— BEGIN —
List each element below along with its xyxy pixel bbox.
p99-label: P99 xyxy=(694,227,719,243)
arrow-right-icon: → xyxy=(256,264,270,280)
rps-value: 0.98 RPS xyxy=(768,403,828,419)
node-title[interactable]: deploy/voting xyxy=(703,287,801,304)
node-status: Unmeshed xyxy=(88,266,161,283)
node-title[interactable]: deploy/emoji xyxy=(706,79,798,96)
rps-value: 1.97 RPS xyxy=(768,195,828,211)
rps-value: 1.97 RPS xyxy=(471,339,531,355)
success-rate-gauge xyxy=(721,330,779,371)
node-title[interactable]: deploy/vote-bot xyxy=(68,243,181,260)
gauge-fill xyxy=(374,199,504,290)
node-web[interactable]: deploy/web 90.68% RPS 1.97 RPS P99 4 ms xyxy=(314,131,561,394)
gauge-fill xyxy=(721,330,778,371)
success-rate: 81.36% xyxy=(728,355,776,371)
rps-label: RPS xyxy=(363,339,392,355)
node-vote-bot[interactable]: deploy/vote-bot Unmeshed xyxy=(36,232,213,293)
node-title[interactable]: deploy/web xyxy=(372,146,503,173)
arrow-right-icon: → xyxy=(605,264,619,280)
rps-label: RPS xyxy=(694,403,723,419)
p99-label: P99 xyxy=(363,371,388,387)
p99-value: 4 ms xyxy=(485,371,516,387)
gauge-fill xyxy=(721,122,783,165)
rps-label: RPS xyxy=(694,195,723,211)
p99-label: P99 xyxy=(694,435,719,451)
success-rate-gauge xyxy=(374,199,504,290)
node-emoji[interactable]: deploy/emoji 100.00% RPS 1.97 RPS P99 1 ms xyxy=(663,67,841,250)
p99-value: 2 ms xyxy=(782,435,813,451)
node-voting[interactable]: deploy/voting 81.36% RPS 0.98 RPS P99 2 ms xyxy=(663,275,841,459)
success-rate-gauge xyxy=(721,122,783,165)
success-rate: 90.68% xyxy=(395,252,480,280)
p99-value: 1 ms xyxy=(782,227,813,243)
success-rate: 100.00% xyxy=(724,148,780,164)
— END —
— BEGIN —
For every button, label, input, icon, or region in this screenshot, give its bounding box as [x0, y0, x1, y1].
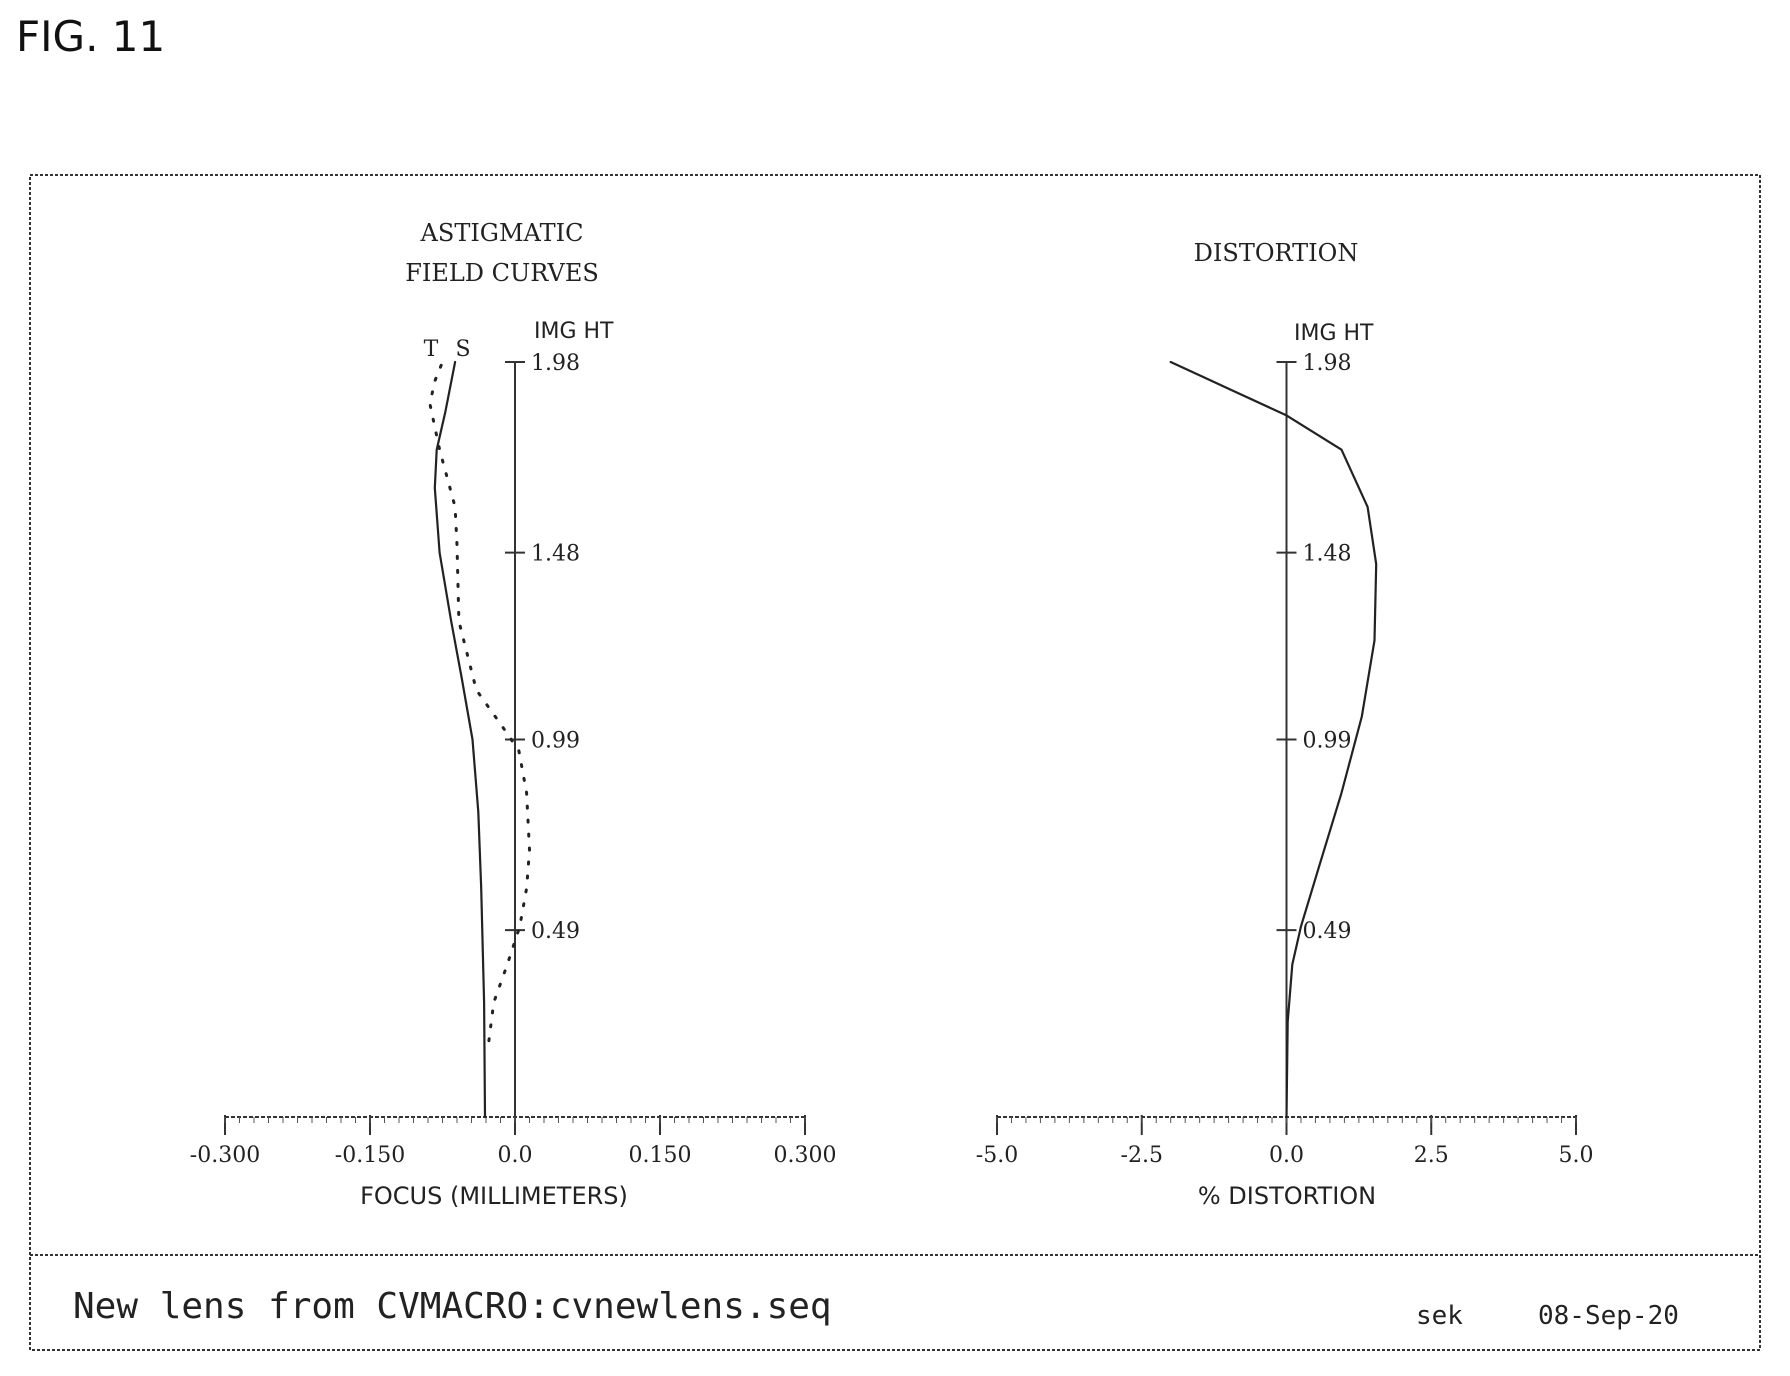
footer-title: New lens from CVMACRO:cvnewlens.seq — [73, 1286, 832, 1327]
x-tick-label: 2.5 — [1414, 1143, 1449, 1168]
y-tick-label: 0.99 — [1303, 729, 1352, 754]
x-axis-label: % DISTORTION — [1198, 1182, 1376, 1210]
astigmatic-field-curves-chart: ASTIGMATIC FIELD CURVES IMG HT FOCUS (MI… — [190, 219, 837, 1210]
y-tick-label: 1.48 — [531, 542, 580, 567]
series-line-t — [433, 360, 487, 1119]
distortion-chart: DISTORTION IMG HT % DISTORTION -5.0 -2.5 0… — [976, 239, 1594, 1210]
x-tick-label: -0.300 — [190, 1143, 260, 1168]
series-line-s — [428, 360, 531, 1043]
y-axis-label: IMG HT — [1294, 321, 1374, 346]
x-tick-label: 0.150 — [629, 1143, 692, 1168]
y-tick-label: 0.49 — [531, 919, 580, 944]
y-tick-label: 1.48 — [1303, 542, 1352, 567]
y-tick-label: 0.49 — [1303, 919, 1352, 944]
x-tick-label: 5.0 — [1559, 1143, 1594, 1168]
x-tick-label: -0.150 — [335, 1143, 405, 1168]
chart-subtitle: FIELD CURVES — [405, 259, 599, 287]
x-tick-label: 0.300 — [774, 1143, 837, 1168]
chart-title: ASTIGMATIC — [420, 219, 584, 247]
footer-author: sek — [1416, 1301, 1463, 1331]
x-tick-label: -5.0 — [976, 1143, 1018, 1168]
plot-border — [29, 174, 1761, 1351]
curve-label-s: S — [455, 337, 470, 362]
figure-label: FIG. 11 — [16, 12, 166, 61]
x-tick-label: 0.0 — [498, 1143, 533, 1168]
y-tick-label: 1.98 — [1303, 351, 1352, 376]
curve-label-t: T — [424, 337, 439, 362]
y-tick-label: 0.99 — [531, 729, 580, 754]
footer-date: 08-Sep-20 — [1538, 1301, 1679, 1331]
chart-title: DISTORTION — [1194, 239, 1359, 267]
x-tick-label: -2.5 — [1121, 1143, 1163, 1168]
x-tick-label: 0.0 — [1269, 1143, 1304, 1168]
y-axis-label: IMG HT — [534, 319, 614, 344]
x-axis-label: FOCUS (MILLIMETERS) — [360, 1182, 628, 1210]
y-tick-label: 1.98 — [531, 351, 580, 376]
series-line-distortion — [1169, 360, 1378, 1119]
— END —
Reproduce the listing word for word, from the line containing "List each element" through the line containing "success-rate: 100.00% xyxy=(724,148,780,164)", including both of those lines.

List each element below along with its xyxy pixel bbox.
p99-label: P99 xyxy=(694,227,719,243)
arrow-right-icon: → xyxy=(256,264,270,280)
rps-value: 0.98 RPS xyxy=(768,403,828,419)
node-title[interactable]: deploy/voting xyxy=(703,287,801,304)
node-status: Unmeshed xyxy=(88,266,161,283)
node-title[interactable]: deploy/emoji xyxy=(706,79,798,96)
rps-value: 1.97 RPS xyxy=(768,195,828,211)
rps-value: 1.97 RPS xyxy=(471,339,531,355)
success-rate-gauge xyxy=(721,330,779,371)
node-title[interactable]: deploy/vote-bot xyxy=(68,243,181,260)
gauge-fill xyxy=(374,199,504,290)
node-web[interactable]: deploy/web 90.68% RPS 1.97 RPS P99 4 ms xyxy=(314,131,561,394)
gauge-fill xyxy=(721,330,778,371)
success-rate: 81.36% xyxy=(728,355,776,371)
rps-label: RPS xyxy=(363,339,392,355)
node-vote-bot[interactable]: deploy/vote-bot Unmeshed xyxy=(36,232,213,293)
node-title[interactable]: deploy/web xyxy=(372,146,503,173)
arrow-right-icon: → xyxy=(605,264,619,280)
rps-label: RPS xyxy=(694,403,723,419)
p99-label: P99 xyxy=(363,371,388,387)
p99-value: 4 ms xyxy=(485,371,516,387)
gauge-fill xyxy=(721,122,783,165)
rps-label: RPS xyxy=(694,195,723,211)
p99-label: P99 xyxy=(694,435,719,451)
success-rate-gauge xyxy=(374,199,504,290)
node-emoji[interactable]: deploy/emoji 100.00% RPS 1.97 RPS P99 1 ms xyxy=(663,67,841,250)
p99-value: 2 ms xyxy=(782,435,813,451)
node-voting[interactable]: deploy/voting 81.36% RPS 0.98 RPS P99 2 ms xyxy=(663,275,841,459)
success-rate-gauge xyxy=(721,122,783,165)
success-rate: 90.68% xyxy=(395,252,480,280)
p99-value: 1 ms xyxy=(782,227,813,243)
success-rate: 100.00% xyxy=(724,148,780,164)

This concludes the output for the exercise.